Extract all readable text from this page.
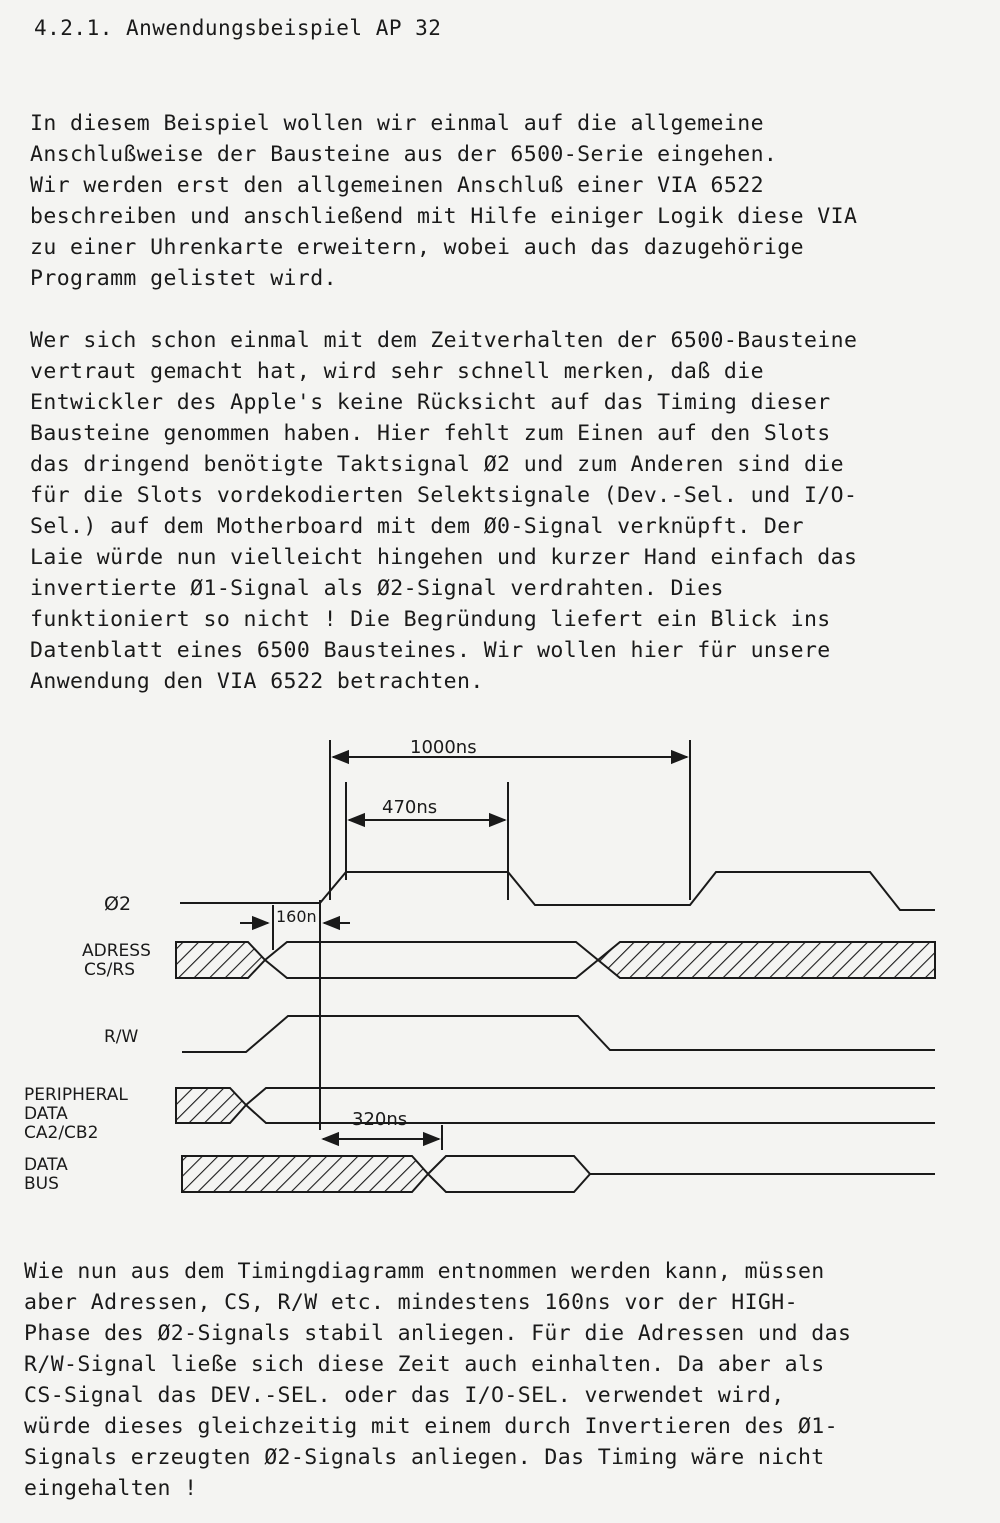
4.2.1. Anwendungsbeispiel AP 32

In diesem Beispiel wollen wir einmal auf die allgemeine
Anschlußweise der Bausteine aus der 6500-Serie eingehen.
Wir werden erst den allgemeinen Anschluß einer VIA 6522
beschreiben und anschließend mit Hilfe einiger Logik diese VIA
zu einer Uhrenkarte erweitern, wobei auch das dazugehörige
Programm gelistet wird.

Wer sich schon einmal mit dem Zeitverhalten der 6500-Bausteine
vertraut gemacht hat, wird sehr schnell merken, daß die
Entwickler des Apple's keine Rücksicht auf das Timing dieser
Bausteine genommen haben. Hier fehlt zum Einen auf den Slots
das dringend benötigte Taktsignal Ø2 und zum Anderen sind die
für die Slots vordekodierten Selektsignale (Dev.-Sel. und I/O-
Sel.) auf dem Motherboard mit dem Ø0-Signal verknüpft. Der
Laie würde nun vielleicht hingehen und kurzer Hand einfach das
invertierte Ø1-Signal als Ø2-Signal verdrahten. Dies
funktioniert so nicht ! Die Begründung liefert ein Blick ins
Datenblatt eines 6500 Bausteines. Wir wollen hier für unsere
Anwendung den VIA 6522 betrachten.

Ø2
ADRESS
CS/RS
R/W
PERIPHERAL
DATA
CA2/CB2
DATA
BUS
1000ns
470ns
160n
320ns

Wie nun aus dem Timingdiagramm entnommen werden kann, müssen
aber Adressen, CS, R/W etc. mindestens 160ns vor der HIGH-
Phase des Ø2-Signals stabil anliegen. Für die Adressen und das
R/W-Signal ließe sich diese Zeit auch einhalten. Da aber als
CS-Signal das DEV.-SEL. oder das I/O-SEL. verwendet wird,
würde dieses gleichzeitig mit einem durch Invertieren des Ø1-
Signals erzeugten Ø2-Signals anliegen. Das Timing wäre nicht
eingehalten !
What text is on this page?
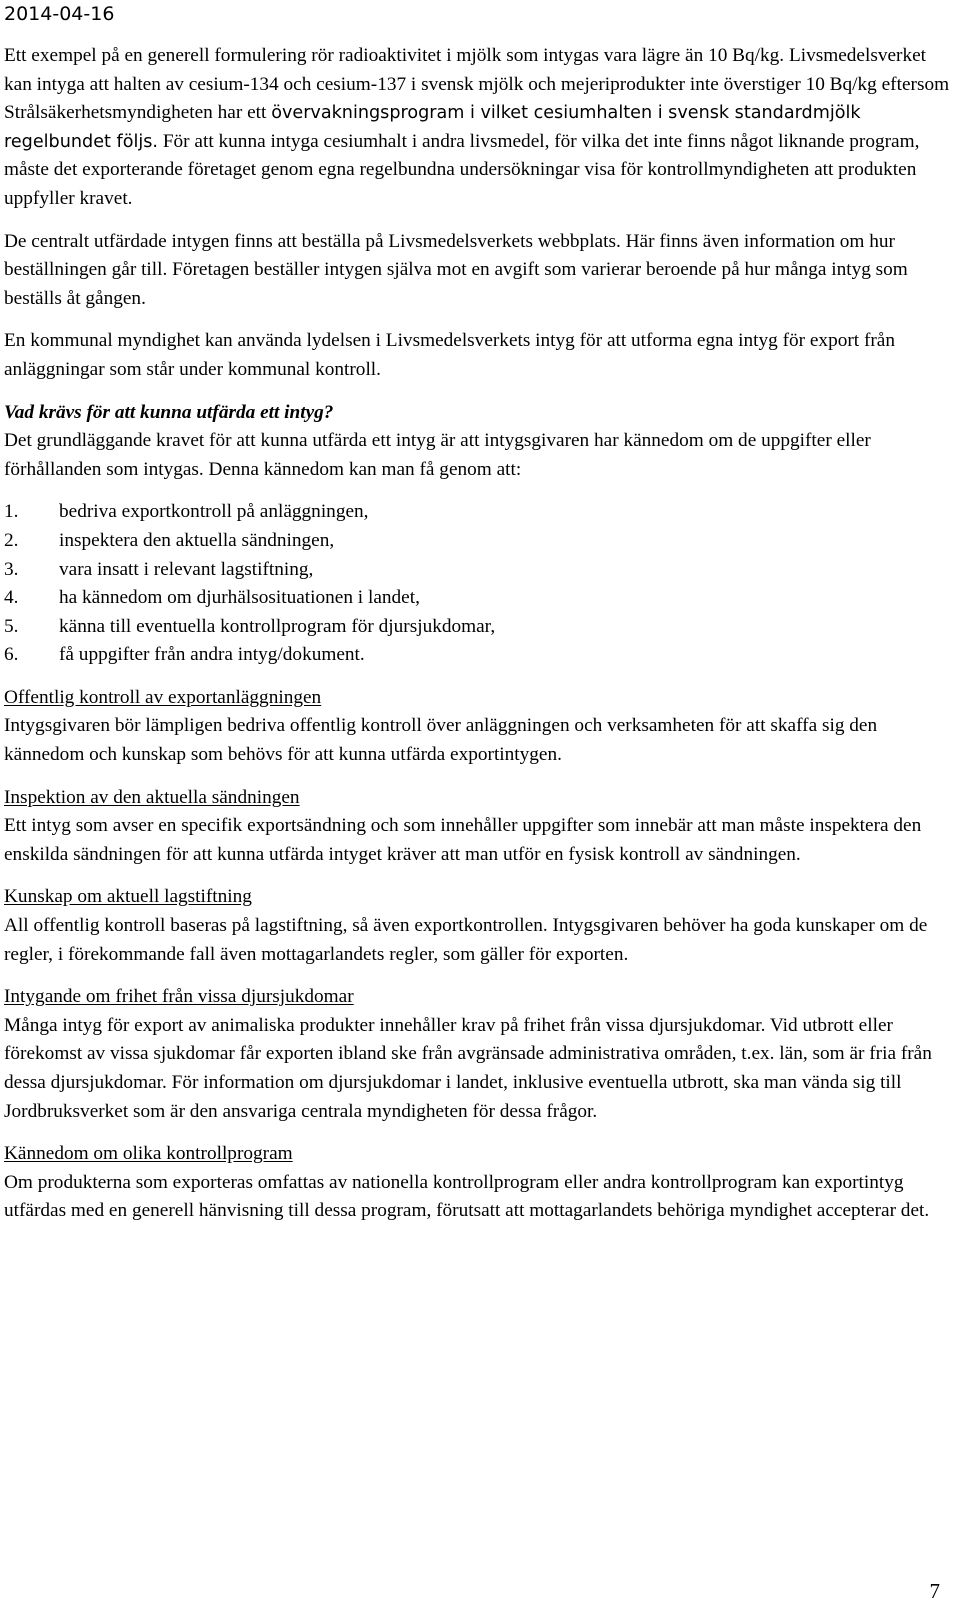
2014-04-16

Ett exempel på en generell formulering rör radioaktivitet i mjölk som intygas vara lägre än 10 Bq/kg. Livsmedelsverket kan intyga att halten av cesium-134 och cesium-137 i svensk mjölk och mejeriprodukter inte överstiger 10 Bq/kg eftersom Strålsäkerhetsmyndigheten har ett övervakningsprogram i vilket cesiumhalten i svensk standardmjölk regelbundet följs. För att kunna intyga cesiumhalt i andra livsmedel, för vilka det inte finns något liknande program, måste det exporterande företaget genom egna regelbundna undersökningar visa för kontrollmyndigheten att produkten uppfyller kravet.

De centralt utfärdade intygen finns att beställa på Livsmedelsverkets webbplats. Här finns även information om hur beställningen går till. Företagen beställer intygen själva mot en avgift som varierar beroende på hur många intyg som beställs åt gången.

En kommunal myndighet kan använda lydelsen i Livsmedelsverkets intyg för att utforma egna intyg för export från anläggningar som står under kommunal kontroll.

Vad krävs för att kunna utfärda ett intyg?

Det grundläggande kravet för att kunna utfärda ett intyg är att intygsgivaren har kännedom om de uppgifter eller förhållanden som intygas. Denna kännedom kan man få genom att:

1.	bedriva exportkontroll på anläggningen,
2.	inspektera den aktuella sändningen,
3.	vara insatt i relevant lagstiftning,
4.	ha kännedom om djurhälsosituationen i landet,
5.	känna till eventuella kontrollprogram för djursjukdomar,
6.	få uppgifter från andra intyg/dokument.

Offentlig kontroll av exportanläggningen

Intygsgivaren bör lämpligen bedriva offentlig kontroll över anläggningen och verksamheten för att skaffa sig den kännedom och kunskap som behövs för att kunna utfärda exportintygen.

Inspektion av den aktuella sändningen

Ett intyg som avser en specifik exportsändning och som innehåller uppgifter som innebär att man måste inspektera den enskilda sändningen för att kunna utfärda intyget kräver att man utför en fysisk kontroll av sändningen.

Kunskap om aktuell lagstiftning

All offentlig kontroll baseras på lagstiftning, så även exportkontrollen. Intygsgivaren behöver ha goda kunskaper om de regler, i förekommande fall även mottagarlandets regler, som gäller för exporten.

Intygande om frihet från vissa djursjukdomar

Många intyg för export av animaliska produkter innehåller krav på frihet från vissa djursjukdomar. Vid utbrott eller förekomst av vissa sjukdomar får exporten ibland ske från avgränsade administrativa områden, t.ex. län, som är fria från dessa djursjukdomar. För information om djursjukdomar i landet, inklusive eventuella utbrott, ska man vända sig till Jordbruksverket som är den ansvariga centrala myndigheten för dessa frågor.

Kännedom om olika kontrollprogram

Om produkterna som exporteras omfattas av nationella kontrollprogram eller andra kontrollprogram kan exportintyg utfärdas med en generell hänvisning till dessa program, förutsatt att mottagarlandets behöriga myndighet accepterar det.

7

□ □ □ □

- **Exercise**
Could you repeat all of the entries exactly, without any of the images?

- **Result**
Extract all readable text from this page.
4.2.1. Anwendungsbeispiel AP 32

In diesem Beispiel wollen wir einmal auf die allgemeine
Anschlußweise der Bausteine aus der 6500-Serie eingehen.
Wir werden erst den allgemeinen Anschluß einer VIA 6522
beschreiben und anschließend mit Hilfe einiger Logik diese VIA
zu einer Uhrenkarte erweitern, wobei auch das dazugehörige
Programm gelistet wird.

Wer sich schon einmal mit dem Zeitverhalten der 6500-Bausteine
vertraut gemacht hat, wird sehr schnell merken, daß die
Entwickler des Apple's keine Rücksicht auf das Timing dieser
Bausteine genommen haben. Hier fehlt zum Einen auf den Slots
das dringend benötigte Taktsignal Ø2 und zum Anderen sind die
für die Slots vordekodierten Selektsignale (Dev.-Sel. und I/O-
Sel.) auf dem Motherboard mit dem Ø0-Signal verknüpft. Der
Laie würde nun vielleicht hingehen und kurzer Hand einfach das
invertierte Ø1-Signal als Ø2-Signal verdrahten. Dies
funktioniert so nicht ! Die Begründung liefert ein Blick ins
Datenblatt eines 6500 Bausteines. Wir wollen hier für unsere
Anwendung den VIA 6522 betrachten.

Ø2
ADRESS
CS/RS
R/W
PERIPHERAL
DATA
CA2/CB2
DATA
BUS
1000ns
470ns
160n
320ns

Wie nun aus dem Timingdiagramm entnommen werden kann, müssen
aber Adressen, CS, R/W etc. mindestens 160ns vor der HIGH-
Phase des Ø2-Signals stabil anliegen. Für die Adressen und das
R/W-Signal ließe sich diese Zeit auch einhalten. Da aber als
CS-Signal das DEV.-SEL. oder das I/O-SEL. verwendet wird,
würde dieses gleichzeitig mit einem durch Invertieren des Ø1-
Signals erzeugten Ø2-Signals anliegen. Das Timing wäre nicht
eingehalten !
What text is on this page?
2014-04-16

Ett exempel på en generell formulering rör radioaktivitet i mjölk som intygas vara lägre än 10 Bq/kg. Livsmedelsverket kan intyga att halten av cesium-134 och cesium-137 i svensk mjölk och mejeriprodukter inte överstiger 10 Bq/kg eftersom Strålsäkerhetsmyndigheten har ett övervakningsprogram i vilket cesiumhalten i svensk standardmjölk regelbundet följs. För att kunna intyga cesiumhalt i andra livsmedel, för vilka det inte finns något liknande program, måste det exporterande företaget genom egna regelbundna undersökningar visa för kontrollmyndigheten att produkten uppfyller kravet.

De centralt utfärdade intygen finns att beställa på Livsmedelsverkets webbplats. Här finns även information om hur beställningen går till. Företagen beställer intygen själva mot en avgift som varierar beroende på hur många intyg som beställs åt gången.

En kommunal myndighet kan använda lydelsen i Livsmedelsverkets intyg för att utforma egna intyg för export från anläggningar som står under kommunal kontroll.

Vad krävs för att kunna utfärda ett intyg?

Det grundläggande kravet för att kunna utfärda ett intyg är att intygsgivaren har kännedom om de uppgifter eller förhållanden som intygas. Denna kännedom kan man få genom att:

1.	bedriva exportkontroll på anläggningen,
2.	inspektera den aktuella sändningen,
3.	vara insatt i relevant lagstiftning,
4.	ha kännedom om djurhälsosituationen i landet,
5.	känna till eventuella kontrollprogram för djursjukdomar,
6.	få uppgifter från andra intyg/dokument.

Offentlig kontroll av exportanläggningen

Intygsgivaren bör lämpligen bedriva offentlig kontroll över anläggningen och verksamheten för att skaffa sig den kännedom och kunskap som behövs för att kunna utfärda exportintygen.

Inspektion av den aktuella sändningen

Ett intyg som avser en specifik exportsändning och som innehåller uppgifter som innebär att man måste inspektera den enskilda sändningen för att kunna utfärda intyget kräver att man utför en fysisk kontroll av sändningen.

Kunskap om aktuell lagstiftning

All offentlig kontroll baseras på lagstiftning, så även exportkontrollen. Intygsgivaren behöver ha goda kunskaper om de regler, i förekommande fall även mottagarlandets regler, som gäller för exporten.

Intygande om frihet från vissa djursjukdomar

Många intyg för export av animaliska produkter innehåller krav på frihet från vissa djursjukdomar. Vid utbrott eller förekomst av vissa sjukdomar får exporten ibland ske från avgränsade administrativa områden, t.ex. län, som är fria från dessa djursjukdomar. För information om djursjukdomar i landet, inklusive eventuella utbrott, ska man vända sig till Jordbruksverket som är den ansvariga centrala myndigheten för dessa frågor.

Kännedom om olika kontrollprogram

Om produkterna som exporteras omfattas av nationella kontrollprogram eller andra kontrollprogram kan exportintyg utfärdas med en generell hänvisning till dessa program, förutsatt att mottagarlandets behöriga myndighet accepterar det.

7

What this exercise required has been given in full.